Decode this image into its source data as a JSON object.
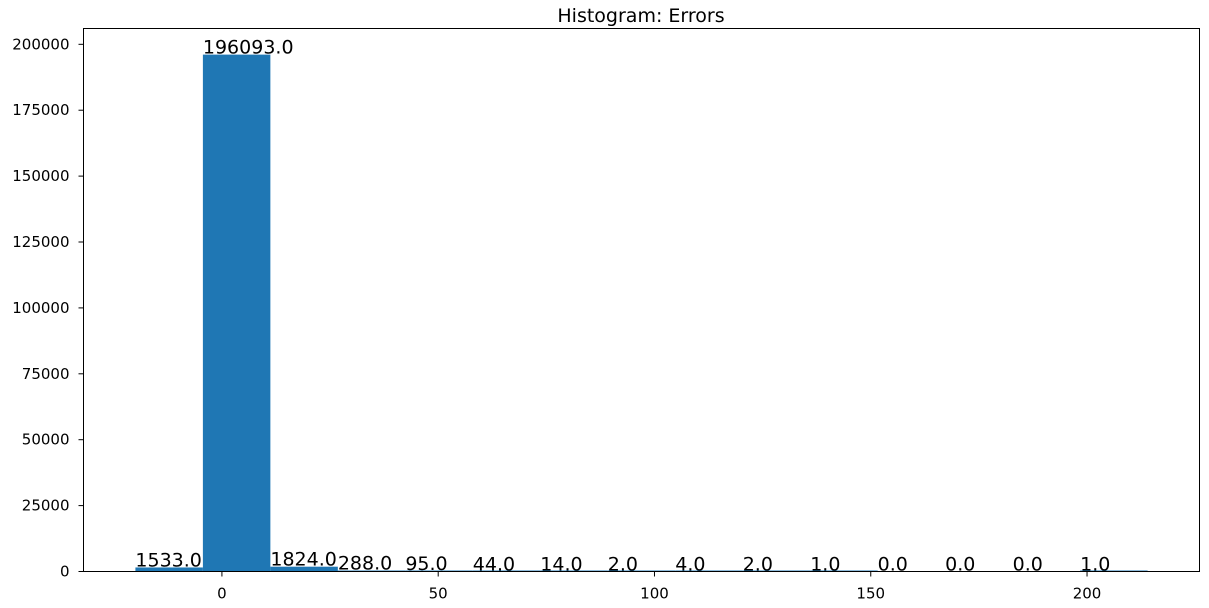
{
  "chart_data": {
    "type": "bar",
    "title": "Histogram: Errors",
    "xlabel": "",
    "ylabel": "",
    "bin_edges": [
      -20,
      -4.4,
      11.2,
      26.8,
      42.4,
      58,
      73.6,
      89.2,
      104.8,
      120.4,
      136,
      151.6,
      167.2,
      182.8,
      198.4,
      214
    ],
    "values": [
      1533,
      196093,
      1824,
      288,
      95,
      44,
      14,
      2,
      4,
      2,
      1,
      0,
      0,
      0,
      1
    ],
    "labels": [
      "1533.0",
      "196093.0",
      "1824.0",
      "288.0",
      "95.0",
      "44.0",
      "14.0",
      "2.0",
      "4.0",
      "2.0",
      "1.0",
      "0.0",
      "0.0",
      "0.0",
      "1.0"
    ],
    "xlim": [
      -32,
      226
    ],
    "ylim": [
      0,
      206000
    ],
    "xticks": [
      0,
      50,
      100,
      150,
      200
    ],
    "xtick_labels": [
      "0",
      "50",
      "100",
      "150",
      "200"
    ],
    "yticks": [
      0,
      25000,
      50000,
      75000,
      100000,
      125000,
      150000,
      175000,
      200000
    ],
    "ytick_labels": [
      "0",
      "25000",
      "50000",
      "75000",
      "100000",
      "125000",
      "150000",
      "175000",
      "200000"
    ],
    "grid": false,
    "bar_color": "#1f77b4"
  }
}
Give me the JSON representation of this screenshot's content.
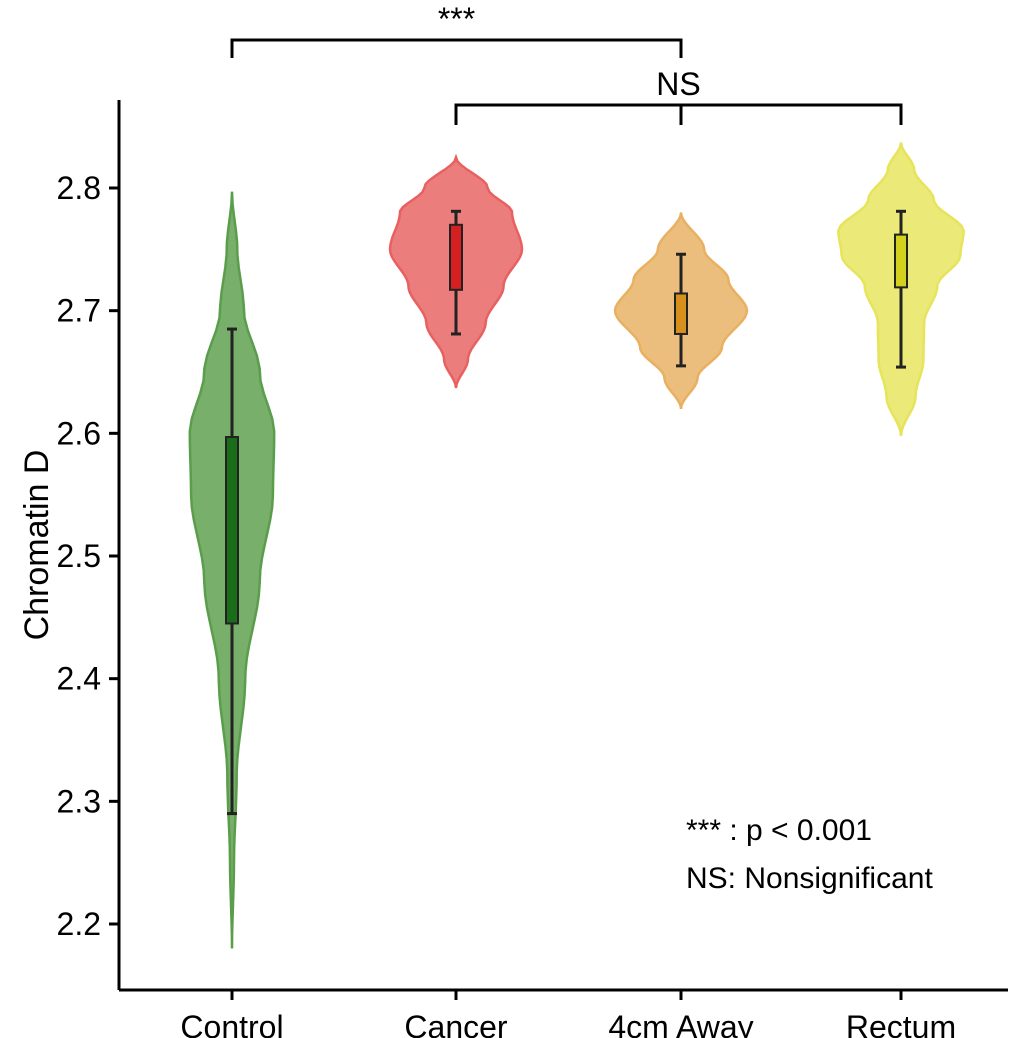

========================

● **Instructions for the task**: Copy out each line exactly, without the pictures.

● **Task solution**:
Decode this image into its source data as a JSON object.
{
  "chart_data": {
    "type": "bar",
    "title": "Histogram: Errors",
    "xlabel": "",
    "ylabel": "",
    "bin_edges": [
      -20,
      -4.4,
      11.2,
      26.8,
      42.4,
      58,
      73.6,
      89.2,
      104.8,
      120.4,
      136,
      151.6,
      167.2,
      182.8,
      198.4,
      214
    ],
    "values": [
      1533,
      196093,
      1824,
      288,
      95,
      44,
      14,
      2,
      4,
      2,
      1,
      0,
      0,
      0,
      1
    ],
    "labels": [
      "1533.0",
      "196093.0",
      "1824.0",
      "288.0",
      "95.0",
      "44.0",
      "14.0",
      "2.0",
      "4.0",
      "2.0",
      "1.0",
      "0.0",
      "0.0",
      "0.0",
      "1.0"
    ],
    "xlim": [
      -32,
      226
    ],
    "ylim": [
      0,
      206000
    ],
    "xticks": [
      0,
      50,
      100,
      150,
      200
    ],
    "xtick_labels": [
      "0",
      "50",
      "100",
      "150",
      "200"
    ],
    "yticks": [
      0,
      25000,
      50000,
      75000,
      100000,
      125000,
      150000,
      175000,
      200000
    ],
    "ytick_labels": [
      "0",
      "25000",
      "50000",
      "75000",
      "100000",
      "125000",
      "150000",
      "175000",
      "200000"
    ],
    "grid": false,
    "bar_color": "#1f77b4"
  }
}
Give me the JSON representation of this screenshot's content.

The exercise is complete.